| What you will do |
Show only lines that include "source".

| The records |
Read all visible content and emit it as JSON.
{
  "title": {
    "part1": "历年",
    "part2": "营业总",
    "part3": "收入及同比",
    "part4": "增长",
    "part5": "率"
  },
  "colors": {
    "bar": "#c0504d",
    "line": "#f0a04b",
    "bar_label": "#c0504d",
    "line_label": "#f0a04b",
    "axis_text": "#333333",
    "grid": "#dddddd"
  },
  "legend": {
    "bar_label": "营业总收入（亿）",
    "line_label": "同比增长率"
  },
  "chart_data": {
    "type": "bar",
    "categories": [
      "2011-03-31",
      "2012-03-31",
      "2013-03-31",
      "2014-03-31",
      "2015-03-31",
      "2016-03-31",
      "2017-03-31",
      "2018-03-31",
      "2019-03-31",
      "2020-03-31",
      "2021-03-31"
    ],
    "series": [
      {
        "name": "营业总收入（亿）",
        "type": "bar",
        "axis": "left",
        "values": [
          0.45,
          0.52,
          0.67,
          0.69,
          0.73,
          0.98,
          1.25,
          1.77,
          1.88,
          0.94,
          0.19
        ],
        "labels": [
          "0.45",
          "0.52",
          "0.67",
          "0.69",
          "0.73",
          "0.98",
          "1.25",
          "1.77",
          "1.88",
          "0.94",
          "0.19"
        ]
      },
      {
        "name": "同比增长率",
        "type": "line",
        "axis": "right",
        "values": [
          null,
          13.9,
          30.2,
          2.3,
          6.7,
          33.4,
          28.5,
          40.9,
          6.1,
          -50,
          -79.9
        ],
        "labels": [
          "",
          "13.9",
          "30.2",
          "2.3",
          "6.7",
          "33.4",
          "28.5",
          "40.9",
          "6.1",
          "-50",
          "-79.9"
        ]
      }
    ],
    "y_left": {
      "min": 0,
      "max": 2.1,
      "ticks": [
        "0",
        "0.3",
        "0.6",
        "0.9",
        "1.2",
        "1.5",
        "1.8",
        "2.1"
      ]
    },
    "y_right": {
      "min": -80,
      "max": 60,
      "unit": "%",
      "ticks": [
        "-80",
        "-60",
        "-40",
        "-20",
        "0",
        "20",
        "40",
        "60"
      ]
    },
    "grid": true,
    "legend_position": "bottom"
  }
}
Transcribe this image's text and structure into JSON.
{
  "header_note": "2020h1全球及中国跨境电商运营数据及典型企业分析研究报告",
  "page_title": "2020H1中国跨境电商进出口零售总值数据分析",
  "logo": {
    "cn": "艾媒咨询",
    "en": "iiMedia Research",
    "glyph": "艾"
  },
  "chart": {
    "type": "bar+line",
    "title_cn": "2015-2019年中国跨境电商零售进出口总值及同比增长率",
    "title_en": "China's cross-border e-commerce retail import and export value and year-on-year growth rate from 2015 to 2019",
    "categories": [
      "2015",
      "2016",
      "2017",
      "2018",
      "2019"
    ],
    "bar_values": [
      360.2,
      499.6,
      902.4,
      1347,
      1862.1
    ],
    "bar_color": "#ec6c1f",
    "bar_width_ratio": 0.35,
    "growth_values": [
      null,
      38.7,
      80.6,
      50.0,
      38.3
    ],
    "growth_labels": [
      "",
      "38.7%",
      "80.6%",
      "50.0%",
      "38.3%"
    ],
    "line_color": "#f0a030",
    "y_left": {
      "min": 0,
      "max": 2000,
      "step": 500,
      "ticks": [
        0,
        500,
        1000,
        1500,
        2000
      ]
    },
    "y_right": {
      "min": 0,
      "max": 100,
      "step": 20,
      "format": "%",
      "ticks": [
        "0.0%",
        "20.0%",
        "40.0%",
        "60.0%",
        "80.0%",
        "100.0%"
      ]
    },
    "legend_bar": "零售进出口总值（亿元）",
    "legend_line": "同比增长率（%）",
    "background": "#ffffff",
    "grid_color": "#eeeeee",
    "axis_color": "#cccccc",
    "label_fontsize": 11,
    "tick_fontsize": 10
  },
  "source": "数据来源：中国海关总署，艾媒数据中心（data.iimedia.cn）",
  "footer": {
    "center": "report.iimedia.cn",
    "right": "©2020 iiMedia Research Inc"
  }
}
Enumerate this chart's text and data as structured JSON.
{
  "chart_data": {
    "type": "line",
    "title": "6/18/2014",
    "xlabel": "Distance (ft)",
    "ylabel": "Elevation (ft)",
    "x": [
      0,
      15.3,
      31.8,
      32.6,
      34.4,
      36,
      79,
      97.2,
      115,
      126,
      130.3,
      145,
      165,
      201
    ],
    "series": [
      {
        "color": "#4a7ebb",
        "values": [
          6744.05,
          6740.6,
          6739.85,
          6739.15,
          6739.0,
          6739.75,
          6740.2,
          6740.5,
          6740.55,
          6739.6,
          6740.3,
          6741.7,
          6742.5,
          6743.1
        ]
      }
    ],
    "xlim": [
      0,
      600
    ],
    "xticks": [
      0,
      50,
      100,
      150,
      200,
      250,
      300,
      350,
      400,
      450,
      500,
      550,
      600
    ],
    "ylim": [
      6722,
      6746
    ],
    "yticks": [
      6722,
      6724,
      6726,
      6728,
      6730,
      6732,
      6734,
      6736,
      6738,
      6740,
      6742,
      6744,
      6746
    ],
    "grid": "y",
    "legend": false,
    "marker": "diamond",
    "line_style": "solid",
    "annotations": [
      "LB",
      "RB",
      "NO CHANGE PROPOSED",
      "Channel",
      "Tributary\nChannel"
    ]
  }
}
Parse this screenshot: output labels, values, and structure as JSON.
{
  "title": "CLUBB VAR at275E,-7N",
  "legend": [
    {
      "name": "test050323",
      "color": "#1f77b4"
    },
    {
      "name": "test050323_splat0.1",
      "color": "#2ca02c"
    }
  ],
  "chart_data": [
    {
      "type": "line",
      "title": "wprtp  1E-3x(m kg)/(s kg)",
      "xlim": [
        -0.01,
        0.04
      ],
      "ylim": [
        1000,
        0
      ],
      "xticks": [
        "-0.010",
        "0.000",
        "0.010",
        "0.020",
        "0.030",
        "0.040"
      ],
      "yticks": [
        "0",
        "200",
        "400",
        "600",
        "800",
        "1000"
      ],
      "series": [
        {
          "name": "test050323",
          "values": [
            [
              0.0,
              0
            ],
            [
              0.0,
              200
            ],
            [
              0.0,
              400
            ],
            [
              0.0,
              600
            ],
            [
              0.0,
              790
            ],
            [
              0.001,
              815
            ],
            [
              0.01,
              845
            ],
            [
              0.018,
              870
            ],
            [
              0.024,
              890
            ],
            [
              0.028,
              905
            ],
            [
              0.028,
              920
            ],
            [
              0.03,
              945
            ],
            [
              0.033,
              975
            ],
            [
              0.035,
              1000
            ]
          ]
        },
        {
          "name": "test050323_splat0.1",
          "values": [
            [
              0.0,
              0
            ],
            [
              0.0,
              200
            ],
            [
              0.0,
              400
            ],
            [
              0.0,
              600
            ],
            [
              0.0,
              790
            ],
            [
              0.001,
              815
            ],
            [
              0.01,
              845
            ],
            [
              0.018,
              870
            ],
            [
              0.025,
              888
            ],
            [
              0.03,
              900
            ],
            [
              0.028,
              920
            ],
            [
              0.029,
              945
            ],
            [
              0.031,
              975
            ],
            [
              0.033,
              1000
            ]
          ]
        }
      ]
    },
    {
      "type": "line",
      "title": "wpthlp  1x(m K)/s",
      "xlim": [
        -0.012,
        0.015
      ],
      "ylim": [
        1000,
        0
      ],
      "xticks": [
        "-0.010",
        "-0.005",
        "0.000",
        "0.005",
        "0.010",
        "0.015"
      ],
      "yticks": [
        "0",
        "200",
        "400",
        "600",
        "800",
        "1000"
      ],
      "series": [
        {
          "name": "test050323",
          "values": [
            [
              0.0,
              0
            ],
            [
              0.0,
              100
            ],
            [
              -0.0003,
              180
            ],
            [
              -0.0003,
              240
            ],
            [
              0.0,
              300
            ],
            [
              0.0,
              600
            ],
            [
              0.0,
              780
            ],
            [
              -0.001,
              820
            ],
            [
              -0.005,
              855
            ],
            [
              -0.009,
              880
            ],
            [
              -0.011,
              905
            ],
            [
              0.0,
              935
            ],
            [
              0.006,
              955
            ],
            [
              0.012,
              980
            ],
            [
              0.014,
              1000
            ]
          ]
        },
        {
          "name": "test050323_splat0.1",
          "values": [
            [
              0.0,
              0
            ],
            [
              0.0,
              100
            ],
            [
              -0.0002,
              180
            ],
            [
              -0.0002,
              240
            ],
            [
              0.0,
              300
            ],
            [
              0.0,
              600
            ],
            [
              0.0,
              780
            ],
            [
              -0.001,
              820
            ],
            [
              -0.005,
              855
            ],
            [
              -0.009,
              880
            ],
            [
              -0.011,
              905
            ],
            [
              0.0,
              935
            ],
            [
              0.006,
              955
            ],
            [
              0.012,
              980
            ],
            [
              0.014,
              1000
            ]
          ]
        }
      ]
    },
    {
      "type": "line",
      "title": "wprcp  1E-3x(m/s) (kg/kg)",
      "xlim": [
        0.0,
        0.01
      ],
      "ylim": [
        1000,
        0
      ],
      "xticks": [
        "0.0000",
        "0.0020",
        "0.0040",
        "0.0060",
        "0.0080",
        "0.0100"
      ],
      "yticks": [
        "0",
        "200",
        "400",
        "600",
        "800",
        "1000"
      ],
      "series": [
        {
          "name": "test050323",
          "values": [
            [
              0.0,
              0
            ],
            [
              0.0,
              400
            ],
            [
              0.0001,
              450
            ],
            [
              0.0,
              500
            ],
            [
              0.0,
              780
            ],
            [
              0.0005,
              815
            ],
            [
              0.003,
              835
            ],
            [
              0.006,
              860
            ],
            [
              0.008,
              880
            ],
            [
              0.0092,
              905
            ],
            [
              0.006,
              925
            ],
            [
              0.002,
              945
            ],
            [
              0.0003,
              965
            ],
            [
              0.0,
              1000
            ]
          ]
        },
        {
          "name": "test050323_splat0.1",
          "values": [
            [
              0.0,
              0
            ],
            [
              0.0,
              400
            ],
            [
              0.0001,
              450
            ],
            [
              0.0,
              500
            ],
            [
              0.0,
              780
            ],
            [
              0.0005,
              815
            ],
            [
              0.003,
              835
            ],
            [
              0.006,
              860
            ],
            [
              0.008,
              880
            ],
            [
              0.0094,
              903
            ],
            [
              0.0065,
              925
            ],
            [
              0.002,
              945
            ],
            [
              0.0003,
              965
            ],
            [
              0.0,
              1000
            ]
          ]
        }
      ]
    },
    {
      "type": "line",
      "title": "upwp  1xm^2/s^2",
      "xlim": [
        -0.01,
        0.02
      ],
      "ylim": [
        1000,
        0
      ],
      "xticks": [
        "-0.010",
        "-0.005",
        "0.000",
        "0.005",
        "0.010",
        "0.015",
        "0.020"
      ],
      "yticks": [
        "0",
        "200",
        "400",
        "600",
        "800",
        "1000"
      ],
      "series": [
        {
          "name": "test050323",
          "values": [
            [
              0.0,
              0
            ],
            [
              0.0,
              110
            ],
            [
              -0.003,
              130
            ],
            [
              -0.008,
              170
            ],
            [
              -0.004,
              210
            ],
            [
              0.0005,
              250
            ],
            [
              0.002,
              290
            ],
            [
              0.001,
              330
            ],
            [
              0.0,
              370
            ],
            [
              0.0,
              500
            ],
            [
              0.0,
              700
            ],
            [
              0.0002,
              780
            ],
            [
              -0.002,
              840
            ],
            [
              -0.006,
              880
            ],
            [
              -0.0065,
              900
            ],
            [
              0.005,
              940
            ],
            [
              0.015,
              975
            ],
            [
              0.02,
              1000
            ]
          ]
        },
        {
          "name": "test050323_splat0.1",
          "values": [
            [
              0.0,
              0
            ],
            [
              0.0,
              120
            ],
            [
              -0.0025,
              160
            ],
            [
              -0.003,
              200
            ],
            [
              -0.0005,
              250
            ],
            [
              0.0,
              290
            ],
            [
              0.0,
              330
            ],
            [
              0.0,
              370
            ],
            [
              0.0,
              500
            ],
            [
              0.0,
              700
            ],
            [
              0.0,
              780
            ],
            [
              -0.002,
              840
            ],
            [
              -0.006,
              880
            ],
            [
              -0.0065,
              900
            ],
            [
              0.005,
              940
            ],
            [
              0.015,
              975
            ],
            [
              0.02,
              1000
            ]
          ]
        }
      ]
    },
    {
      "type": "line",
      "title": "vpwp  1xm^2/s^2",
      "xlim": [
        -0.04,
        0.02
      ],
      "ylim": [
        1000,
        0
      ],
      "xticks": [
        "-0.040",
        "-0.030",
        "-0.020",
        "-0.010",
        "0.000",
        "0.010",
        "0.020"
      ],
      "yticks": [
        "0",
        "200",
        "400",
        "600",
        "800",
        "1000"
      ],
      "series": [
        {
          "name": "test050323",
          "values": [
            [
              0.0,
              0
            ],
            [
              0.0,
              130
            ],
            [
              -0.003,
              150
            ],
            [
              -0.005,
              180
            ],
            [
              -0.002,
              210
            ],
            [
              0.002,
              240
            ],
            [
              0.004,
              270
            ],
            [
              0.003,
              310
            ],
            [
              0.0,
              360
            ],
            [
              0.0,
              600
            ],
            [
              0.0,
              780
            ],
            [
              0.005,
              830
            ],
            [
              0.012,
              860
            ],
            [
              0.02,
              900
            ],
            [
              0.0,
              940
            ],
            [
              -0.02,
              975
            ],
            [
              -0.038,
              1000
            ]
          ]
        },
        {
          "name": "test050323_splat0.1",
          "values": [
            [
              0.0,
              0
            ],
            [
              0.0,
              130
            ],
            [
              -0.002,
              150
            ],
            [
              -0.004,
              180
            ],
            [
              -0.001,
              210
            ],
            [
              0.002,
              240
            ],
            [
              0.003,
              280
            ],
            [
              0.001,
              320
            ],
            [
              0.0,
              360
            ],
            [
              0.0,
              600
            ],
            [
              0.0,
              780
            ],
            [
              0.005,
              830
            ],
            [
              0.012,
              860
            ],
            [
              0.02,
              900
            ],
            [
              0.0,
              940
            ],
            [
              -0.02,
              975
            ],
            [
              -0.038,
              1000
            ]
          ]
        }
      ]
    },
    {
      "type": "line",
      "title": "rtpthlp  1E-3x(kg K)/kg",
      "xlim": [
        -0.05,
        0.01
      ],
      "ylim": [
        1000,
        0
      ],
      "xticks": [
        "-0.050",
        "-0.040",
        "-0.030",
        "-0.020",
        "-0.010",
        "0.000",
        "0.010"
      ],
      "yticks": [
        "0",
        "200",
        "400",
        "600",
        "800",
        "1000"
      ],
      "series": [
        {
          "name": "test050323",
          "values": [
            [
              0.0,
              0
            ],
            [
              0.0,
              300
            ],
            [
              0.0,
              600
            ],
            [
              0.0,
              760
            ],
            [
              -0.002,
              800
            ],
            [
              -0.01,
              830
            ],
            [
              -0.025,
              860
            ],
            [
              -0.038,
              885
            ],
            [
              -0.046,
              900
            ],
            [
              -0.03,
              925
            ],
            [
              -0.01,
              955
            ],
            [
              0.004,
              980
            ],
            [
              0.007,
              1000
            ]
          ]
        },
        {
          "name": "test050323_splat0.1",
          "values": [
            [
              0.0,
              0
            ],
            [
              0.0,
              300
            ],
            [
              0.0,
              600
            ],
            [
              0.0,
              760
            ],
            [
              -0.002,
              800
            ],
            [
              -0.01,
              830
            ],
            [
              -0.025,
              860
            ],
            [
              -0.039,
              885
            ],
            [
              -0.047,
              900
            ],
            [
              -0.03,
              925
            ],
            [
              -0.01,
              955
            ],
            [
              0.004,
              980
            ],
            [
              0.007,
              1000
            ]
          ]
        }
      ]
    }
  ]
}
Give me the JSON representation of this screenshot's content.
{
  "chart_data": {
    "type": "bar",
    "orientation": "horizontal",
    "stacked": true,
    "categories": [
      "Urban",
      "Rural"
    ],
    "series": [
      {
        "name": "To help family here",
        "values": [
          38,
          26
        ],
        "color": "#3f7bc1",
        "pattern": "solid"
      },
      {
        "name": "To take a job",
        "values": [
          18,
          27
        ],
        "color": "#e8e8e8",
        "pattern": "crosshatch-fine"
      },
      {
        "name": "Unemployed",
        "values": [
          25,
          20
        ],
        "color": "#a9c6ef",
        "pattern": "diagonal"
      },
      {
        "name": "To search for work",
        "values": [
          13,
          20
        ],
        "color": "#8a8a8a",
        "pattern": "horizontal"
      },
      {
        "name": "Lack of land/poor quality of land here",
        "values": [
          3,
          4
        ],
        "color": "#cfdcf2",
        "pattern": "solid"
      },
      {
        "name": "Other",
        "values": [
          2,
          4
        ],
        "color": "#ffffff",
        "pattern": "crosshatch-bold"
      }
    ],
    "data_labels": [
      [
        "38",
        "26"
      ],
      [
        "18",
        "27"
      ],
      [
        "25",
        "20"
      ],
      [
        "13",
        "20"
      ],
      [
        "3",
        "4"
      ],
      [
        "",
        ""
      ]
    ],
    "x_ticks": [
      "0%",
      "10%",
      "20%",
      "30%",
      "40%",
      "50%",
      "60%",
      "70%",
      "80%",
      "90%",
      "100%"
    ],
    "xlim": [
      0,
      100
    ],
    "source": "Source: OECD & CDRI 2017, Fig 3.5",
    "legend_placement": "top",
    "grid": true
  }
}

| Response to the exercise |
  "source": "数据来源：中国海关总署，艾媒数据中心（data.iimedia.cn）",
    "source": "Source: OECD & CDRI 2017, Fig 3.5",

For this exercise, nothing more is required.